**Goal**
Reproduce the entries verbatim, starting at the line that contains "Where is each" and ending at the line that contains "data-point-s0-1 [591,931,646,986]", with both of those lines included.

:::::

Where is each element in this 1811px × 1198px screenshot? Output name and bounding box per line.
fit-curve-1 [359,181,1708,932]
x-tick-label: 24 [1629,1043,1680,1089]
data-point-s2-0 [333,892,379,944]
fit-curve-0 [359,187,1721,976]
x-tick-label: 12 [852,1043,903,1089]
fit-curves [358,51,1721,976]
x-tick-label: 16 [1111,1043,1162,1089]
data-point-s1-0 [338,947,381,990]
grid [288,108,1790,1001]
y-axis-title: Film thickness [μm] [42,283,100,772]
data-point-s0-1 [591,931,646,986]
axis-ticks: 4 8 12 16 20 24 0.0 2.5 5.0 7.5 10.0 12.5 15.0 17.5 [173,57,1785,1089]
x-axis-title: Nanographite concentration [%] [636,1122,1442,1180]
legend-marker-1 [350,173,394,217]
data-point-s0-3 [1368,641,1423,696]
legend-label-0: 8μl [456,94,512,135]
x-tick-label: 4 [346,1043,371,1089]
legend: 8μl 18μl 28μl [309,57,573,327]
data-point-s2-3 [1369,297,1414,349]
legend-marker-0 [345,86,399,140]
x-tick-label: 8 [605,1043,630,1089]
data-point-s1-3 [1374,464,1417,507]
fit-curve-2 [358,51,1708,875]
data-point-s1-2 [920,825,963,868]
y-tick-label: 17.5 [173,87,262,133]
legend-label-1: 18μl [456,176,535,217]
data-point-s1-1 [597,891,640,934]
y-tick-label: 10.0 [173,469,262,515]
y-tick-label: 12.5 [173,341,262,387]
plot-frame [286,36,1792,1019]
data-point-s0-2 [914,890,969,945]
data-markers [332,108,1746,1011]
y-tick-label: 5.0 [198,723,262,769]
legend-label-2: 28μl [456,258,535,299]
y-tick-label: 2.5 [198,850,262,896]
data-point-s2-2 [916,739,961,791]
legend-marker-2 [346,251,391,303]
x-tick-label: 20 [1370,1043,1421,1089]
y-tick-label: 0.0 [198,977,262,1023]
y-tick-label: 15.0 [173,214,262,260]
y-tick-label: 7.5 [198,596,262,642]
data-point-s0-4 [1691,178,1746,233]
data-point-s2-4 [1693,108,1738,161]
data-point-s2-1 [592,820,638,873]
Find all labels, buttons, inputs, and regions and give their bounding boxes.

:::::

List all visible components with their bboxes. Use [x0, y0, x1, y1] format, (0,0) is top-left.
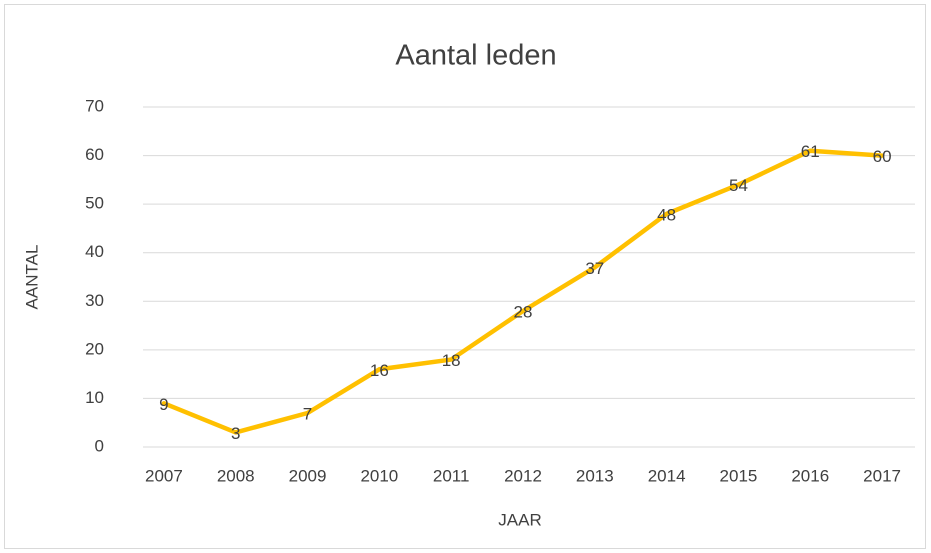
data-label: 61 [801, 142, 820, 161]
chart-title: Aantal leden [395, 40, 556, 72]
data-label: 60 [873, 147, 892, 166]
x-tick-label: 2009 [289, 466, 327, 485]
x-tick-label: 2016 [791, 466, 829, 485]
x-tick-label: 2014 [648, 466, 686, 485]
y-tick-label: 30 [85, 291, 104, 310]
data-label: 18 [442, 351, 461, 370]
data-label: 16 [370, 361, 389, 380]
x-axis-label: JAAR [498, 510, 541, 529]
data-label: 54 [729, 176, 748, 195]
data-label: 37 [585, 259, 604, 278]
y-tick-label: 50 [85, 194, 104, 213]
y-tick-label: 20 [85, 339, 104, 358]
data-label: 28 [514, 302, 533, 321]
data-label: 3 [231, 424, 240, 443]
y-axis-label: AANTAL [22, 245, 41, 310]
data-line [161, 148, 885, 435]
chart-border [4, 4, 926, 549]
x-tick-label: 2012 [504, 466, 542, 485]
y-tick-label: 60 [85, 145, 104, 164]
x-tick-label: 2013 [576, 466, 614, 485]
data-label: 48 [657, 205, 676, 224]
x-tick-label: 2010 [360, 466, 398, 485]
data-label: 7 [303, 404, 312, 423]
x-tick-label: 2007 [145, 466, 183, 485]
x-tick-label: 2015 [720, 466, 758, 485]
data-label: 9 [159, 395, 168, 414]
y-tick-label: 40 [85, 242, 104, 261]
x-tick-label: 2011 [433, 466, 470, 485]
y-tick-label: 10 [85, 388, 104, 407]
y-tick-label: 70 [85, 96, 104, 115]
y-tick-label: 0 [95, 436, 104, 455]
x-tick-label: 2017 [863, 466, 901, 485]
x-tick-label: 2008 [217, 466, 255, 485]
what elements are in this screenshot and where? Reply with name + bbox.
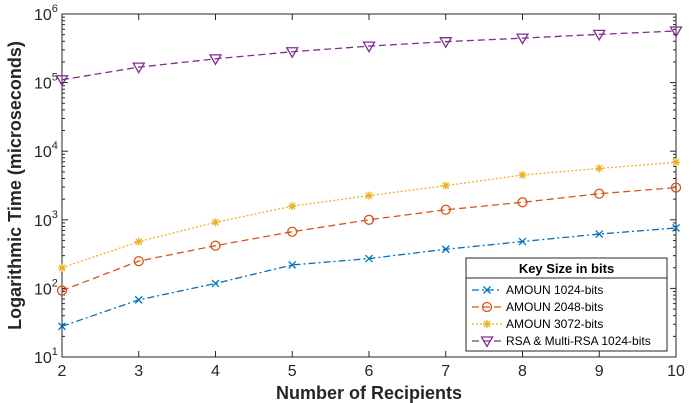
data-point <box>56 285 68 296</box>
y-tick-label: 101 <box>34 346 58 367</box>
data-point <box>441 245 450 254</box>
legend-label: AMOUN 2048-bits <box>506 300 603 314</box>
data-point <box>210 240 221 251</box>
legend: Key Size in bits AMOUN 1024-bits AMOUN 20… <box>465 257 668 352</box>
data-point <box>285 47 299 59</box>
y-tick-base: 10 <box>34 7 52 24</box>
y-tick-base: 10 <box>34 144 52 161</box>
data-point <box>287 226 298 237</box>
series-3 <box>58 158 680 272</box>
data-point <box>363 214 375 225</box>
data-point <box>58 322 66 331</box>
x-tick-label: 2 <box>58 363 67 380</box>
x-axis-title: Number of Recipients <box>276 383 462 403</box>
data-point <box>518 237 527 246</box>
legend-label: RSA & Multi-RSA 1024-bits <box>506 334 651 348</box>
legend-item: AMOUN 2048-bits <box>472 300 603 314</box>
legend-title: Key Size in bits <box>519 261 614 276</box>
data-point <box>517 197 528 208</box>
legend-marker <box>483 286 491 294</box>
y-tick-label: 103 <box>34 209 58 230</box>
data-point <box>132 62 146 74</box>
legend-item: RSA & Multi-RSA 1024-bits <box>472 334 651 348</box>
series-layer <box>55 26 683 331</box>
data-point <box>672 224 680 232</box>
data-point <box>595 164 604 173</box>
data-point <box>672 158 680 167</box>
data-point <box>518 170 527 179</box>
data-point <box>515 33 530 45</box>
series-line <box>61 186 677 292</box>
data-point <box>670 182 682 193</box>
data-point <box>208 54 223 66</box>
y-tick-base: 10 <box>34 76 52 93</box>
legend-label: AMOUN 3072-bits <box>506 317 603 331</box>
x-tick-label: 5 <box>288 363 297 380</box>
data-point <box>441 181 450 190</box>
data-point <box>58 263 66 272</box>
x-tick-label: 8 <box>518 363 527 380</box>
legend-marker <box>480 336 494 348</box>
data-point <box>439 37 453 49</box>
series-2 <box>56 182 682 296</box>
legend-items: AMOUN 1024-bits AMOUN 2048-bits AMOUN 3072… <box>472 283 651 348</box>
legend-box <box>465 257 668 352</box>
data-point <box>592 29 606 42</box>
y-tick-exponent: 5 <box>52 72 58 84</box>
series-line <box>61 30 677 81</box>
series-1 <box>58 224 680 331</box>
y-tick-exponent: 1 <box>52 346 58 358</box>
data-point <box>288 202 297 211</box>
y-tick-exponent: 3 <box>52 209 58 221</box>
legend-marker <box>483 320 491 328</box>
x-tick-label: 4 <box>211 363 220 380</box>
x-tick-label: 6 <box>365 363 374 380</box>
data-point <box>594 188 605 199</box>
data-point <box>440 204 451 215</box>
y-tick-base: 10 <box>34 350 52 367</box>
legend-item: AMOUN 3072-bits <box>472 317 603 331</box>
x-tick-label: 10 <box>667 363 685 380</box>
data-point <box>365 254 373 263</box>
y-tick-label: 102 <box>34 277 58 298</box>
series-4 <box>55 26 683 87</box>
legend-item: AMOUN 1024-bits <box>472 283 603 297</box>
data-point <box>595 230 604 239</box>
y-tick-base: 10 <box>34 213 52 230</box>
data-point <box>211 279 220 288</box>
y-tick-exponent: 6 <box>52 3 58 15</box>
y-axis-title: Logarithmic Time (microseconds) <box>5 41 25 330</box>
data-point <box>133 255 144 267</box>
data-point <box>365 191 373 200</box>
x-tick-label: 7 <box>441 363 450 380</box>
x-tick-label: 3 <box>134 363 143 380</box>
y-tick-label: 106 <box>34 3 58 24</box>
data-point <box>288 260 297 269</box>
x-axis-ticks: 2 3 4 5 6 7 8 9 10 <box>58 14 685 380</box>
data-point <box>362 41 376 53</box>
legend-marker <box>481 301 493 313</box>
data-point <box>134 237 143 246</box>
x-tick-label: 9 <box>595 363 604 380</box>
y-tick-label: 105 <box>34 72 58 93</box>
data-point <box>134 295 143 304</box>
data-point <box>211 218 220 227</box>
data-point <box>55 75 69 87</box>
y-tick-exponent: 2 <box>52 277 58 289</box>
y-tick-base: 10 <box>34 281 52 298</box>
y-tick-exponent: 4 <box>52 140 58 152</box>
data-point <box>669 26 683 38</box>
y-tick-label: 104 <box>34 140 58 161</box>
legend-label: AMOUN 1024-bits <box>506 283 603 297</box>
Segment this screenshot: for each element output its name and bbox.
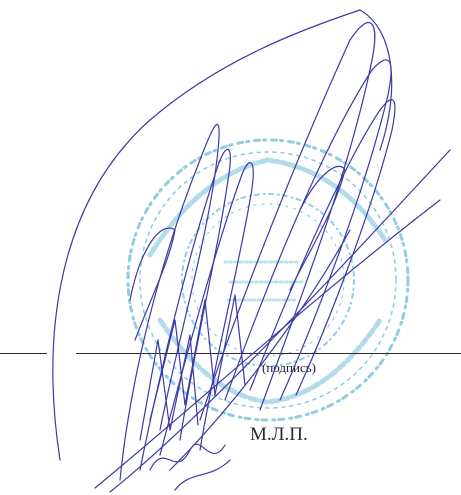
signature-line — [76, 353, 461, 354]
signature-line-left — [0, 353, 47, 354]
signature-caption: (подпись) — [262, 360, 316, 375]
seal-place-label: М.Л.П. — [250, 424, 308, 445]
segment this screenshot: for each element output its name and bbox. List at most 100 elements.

:::::

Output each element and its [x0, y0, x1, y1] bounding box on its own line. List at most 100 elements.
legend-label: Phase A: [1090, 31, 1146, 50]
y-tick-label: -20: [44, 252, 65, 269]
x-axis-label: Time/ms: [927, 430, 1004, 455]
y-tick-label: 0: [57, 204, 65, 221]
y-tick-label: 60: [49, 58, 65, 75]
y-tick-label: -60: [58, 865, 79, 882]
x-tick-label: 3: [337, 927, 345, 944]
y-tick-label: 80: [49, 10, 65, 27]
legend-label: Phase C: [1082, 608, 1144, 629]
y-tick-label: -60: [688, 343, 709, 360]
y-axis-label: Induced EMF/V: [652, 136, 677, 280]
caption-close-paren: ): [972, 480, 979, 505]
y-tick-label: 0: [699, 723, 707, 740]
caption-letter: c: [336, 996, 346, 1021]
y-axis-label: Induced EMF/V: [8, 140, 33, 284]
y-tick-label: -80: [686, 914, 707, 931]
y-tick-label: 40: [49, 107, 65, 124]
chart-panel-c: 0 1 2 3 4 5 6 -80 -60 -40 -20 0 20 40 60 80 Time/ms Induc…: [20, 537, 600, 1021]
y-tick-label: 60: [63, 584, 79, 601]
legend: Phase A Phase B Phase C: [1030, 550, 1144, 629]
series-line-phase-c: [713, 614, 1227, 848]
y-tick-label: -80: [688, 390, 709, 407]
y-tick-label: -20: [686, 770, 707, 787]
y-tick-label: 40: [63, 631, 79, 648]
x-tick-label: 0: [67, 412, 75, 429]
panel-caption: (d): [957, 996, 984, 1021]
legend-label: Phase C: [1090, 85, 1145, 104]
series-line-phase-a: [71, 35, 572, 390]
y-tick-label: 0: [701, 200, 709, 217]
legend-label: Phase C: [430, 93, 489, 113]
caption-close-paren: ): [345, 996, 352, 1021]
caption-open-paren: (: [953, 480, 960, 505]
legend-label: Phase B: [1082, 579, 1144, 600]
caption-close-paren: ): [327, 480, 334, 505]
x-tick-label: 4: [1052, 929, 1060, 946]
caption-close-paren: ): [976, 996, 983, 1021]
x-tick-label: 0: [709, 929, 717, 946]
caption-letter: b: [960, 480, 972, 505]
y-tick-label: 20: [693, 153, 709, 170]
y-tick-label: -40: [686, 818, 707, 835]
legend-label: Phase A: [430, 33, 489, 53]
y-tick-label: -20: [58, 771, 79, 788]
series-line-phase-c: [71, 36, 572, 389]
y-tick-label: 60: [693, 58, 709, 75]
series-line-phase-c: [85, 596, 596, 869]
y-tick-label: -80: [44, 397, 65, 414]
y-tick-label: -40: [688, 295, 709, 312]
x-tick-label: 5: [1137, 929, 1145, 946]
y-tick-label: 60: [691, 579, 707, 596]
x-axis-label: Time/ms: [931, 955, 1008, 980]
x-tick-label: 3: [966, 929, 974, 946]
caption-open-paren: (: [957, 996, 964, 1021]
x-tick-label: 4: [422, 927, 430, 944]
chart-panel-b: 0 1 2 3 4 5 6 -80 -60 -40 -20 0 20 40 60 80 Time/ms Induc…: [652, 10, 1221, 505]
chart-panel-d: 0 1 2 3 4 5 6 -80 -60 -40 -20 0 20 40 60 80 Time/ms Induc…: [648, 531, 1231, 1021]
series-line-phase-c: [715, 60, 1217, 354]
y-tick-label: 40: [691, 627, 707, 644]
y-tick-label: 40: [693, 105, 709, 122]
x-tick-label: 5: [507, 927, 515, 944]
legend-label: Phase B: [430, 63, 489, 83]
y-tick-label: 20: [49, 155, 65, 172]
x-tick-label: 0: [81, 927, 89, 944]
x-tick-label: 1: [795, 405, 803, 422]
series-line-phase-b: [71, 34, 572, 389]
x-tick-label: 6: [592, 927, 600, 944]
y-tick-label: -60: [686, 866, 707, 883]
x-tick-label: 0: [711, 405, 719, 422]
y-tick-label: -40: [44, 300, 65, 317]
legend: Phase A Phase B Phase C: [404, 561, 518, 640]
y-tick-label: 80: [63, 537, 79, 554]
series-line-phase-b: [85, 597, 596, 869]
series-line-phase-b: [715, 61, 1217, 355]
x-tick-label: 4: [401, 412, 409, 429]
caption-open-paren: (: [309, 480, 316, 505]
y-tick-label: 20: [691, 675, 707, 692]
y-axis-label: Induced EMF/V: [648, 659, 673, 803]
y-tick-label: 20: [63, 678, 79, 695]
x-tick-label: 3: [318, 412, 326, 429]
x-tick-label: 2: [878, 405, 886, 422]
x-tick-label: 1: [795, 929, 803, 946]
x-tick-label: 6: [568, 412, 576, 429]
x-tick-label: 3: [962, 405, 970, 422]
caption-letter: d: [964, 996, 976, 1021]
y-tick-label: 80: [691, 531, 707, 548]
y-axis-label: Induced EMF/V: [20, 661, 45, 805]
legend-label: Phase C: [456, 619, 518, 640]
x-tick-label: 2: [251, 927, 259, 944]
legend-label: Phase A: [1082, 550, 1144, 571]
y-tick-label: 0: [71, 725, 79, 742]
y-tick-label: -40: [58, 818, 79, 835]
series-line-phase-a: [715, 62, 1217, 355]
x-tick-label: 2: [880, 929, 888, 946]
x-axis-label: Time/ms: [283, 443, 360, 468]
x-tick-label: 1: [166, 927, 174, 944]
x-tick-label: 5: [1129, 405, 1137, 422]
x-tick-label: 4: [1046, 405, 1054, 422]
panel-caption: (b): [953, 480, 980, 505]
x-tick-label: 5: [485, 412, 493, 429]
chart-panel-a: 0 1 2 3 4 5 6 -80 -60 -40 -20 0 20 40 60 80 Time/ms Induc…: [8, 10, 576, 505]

:::::

**Exercise solution**
Where is each element in this 1811px × 1198px screenshot? Output name and bounding box per line.
fit-curve-1 [359,181,1708,932]
x-tick-label: 24 [1629,1043,1680,1089]
data-point-s2-0 [333,892,379,944]
fit-curve-0 [359,187,1721,976]
x-tick-label: 12 [852,1043,903,1089]
fit-curves [358,51,1721,976]
x-tick-label: 16 [1111,1043,1162,1089]
data-point-s1-0 [338,947,381,990]
grid [288,108,1790,1001]
y-axis-title: Film thickness [μm] [42,283,100,772]
data-point-s0-1 [591,931,646,986]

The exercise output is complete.